[Document text Boundary: Start]
TORONTO — One of the first airline bosses to come out in favour of vaccination passports months ago now says governments will likely insist on vaccinations for international travel.
Speaking to the BBC, Qantas CEO Alan Joyce said that in his view, “governments are going to insist” on vaccinations for travel abroad.
Back in fall 2020 Joyce was one of the first airline CEOs to get onboard with vaccination certification for travel. “We are looking at changing our terms and conditions to say for international travellers, that we will ask people to have the vaccination before they get on the aircraft,” Joyce said in November 2020.
At that time Joyce said Qantas was looking at ways to electronically verify that people have the necessary vaccine for their intended destination. “But certainly for international visitors coming out, and people leaving the country, we think that’s a necessity,” he said.
These days Qantas is assessing two digital health health certification apps – the IATA Travel Pass and CommonPass – as it prepares to restart regular international passenger flights to most of its pre-COVID destinations starting Oct. 31 2021.
Earlier this month Qantas ran its first customer trial of the CommonPass app on its international repatriation flight from Frankfurt to Darwin.
Governments are mulling vaccinations as a “condition of entry,” Joyce told the BBC.
Earlier this month the EC laid out its proposal for issuing ‘Digital Green Certificates’ that would allow EU residents to travel freely across the 27-nation bloc by summer 2021, as long as they have been vaccinated, tested negative for COVID-19 or have recovered from COVID.
Prime Minister Justin Trudeau has indicated that Canada is “among those countries” exploring options surrounding vaccination passports. In the coming weeks the federal government’s science advisor is expected to submit feedback on if and how Canada should adopt vaccination passports.
Whether or not governments get onboard with vaccination passports, Joyce said Qantas will take a strong stance. “We have a duty of care to our passengers and our crew, to say that everybody in the aircraft needs to be safe,” Joyce told the BBC.
[Document text Boundary: End]
[Information provided Boundary: Start]
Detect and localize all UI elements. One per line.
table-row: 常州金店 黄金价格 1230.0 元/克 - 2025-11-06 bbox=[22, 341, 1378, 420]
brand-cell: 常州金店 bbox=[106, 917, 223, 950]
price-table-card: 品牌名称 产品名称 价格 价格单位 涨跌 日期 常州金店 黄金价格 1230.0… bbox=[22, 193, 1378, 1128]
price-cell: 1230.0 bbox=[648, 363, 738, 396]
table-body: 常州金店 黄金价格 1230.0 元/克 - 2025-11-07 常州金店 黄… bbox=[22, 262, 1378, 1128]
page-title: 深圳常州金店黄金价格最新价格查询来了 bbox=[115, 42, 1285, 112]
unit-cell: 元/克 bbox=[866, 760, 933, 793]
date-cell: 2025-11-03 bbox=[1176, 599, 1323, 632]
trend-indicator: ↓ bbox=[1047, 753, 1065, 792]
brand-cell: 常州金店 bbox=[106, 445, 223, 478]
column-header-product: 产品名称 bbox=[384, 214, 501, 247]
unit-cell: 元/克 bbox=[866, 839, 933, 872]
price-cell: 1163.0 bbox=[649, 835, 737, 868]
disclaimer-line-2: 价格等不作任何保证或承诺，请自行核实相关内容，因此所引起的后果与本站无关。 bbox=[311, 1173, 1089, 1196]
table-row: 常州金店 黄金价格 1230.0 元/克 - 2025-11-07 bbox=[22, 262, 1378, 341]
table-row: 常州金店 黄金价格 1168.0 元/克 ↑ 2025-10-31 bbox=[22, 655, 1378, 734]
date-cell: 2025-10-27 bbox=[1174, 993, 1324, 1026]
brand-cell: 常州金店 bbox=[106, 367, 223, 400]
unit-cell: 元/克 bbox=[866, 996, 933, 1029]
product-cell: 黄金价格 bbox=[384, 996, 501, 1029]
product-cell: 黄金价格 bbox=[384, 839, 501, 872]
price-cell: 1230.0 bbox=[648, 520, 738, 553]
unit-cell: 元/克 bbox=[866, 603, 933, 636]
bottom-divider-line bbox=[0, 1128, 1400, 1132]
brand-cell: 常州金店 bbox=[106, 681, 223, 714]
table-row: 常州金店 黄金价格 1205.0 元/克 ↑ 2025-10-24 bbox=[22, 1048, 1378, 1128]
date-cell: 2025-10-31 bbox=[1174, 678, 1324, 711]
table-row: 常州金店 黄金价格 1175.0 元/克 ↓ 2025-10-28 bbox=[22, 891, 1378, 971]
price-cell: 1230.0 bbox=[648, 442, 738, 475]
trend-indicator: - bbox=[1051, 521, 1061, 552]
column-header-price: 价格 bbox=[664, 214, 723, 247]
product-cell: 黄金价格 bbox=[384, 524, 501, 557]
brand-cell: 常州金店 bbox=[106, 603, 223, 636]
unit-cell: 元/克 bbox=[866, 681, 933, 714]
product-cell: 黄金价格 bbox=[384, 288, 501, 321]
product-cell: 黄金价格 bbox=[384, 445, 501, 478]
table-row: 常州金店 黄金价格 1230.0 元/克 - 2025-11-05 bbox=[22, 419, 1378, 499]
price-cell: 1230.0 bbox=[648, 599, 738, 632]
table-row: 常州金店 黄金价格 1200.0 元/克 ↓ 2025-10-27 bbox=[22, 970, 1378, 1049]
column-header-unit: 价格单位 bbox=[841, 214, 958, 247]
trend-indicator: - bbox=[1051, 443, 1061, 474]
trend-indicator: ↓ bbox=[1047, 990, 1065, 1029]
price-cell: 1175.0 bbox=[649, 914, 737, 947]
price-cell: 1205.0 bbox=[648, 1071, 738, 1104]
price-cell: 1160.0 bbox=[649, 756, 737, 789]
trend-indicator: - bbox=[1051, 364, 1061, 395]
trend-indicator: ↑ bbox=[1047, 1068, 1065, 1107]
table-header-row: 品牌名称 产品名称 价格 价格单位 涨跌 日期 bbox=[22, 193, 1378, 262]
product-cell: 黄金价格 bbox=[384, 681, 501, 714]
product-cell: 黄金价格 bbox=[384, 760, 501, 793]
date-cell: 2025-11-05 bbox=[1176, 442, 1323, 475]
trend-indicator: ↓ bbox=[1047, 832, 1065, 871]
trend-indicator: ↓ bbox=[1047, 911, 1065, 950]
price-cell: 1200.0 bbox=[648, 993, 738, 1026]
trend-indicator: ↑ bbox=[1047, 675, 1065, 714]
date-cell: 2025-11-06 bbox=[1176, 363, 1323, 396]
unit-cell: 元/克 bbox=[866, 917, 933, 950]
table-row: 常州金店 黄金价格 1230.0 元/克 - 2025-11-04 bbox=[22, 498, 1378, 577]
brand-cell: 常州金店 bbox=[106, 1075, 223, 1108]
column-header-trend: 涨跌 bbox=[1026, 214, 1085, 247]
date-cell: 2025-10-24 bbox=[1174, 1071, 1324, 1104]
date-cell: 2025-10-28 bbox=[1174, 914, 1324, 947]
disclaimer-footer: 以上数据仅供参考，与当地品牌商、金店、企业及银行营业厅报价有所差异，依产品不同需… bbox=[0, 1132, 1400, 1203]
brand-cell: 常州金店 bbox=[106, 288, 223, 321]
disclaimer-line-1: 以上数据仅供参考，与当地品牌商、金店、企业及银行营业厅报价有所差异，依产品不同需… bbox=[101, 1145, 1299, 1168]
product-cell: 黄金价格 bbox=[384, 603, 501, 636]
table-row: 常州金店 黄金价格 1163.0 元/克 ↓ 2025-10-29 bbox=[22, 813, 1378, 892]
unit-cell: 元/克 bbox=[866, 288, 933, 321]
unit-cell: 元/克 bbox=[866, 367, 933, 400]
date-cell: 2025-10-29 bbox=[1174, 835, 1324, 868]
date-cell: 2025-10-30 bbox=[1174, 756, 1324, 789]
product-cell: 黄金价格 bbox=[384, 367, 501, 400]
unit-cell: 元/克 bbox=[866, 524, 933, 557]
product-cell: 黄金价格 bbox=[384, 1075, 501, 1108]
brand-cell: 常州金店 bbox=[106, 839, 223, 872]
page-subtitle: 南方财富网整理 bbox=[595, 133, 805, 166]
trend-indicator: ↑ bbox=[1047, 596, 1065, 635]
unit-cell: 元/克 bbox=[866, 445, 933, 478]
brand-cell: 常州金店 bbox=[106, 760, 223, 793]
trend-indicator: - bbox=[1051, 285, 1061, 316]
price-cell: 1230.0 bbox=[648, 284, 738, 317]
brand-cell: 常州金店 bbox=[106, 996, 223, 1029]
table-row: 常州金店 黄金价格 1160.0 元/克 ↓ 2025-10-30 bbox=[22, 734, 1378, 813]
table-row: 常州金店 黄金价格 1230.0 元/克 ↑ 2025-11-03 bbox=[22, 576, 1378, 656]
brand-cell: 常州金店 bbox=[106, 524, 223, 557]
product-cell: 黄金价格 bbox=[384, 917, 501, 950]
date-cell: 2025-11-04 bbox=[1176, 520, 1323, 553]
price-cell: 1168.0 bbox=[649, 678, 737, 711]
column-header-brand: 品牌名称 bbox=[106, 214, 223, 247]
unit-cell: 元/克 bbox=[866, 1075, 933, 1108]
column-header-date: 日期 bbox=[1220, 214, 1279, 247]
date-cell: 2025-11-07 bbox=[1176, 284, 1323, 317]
[Information provided Boundary: End]
▶ _Exercise tasks_
1 > From the Qantas vaccination passport article, list every date or time period that includes a year.
2 > In the Qantas vaccination passport article, reproduce the passage from "These days Qantas" up to and including "Frankfurt to Darwin.".

▶ _Numbered answers_
1 >
- fall 2020
- November 2020
- Oct. 31 2021
- summer 2021

2 >
These days Qantas is assessing two digital health health certification apps – the IATA Travel Pass and CommonPass – as it prepares to restart regular international passenger flights to most of its pre-COVID destinations starting Oct. 31 2021.
Earlier this month Qantas ran its first customer trial of the CommonPass app on its international repatriation flight from Frankfurt to Darwin.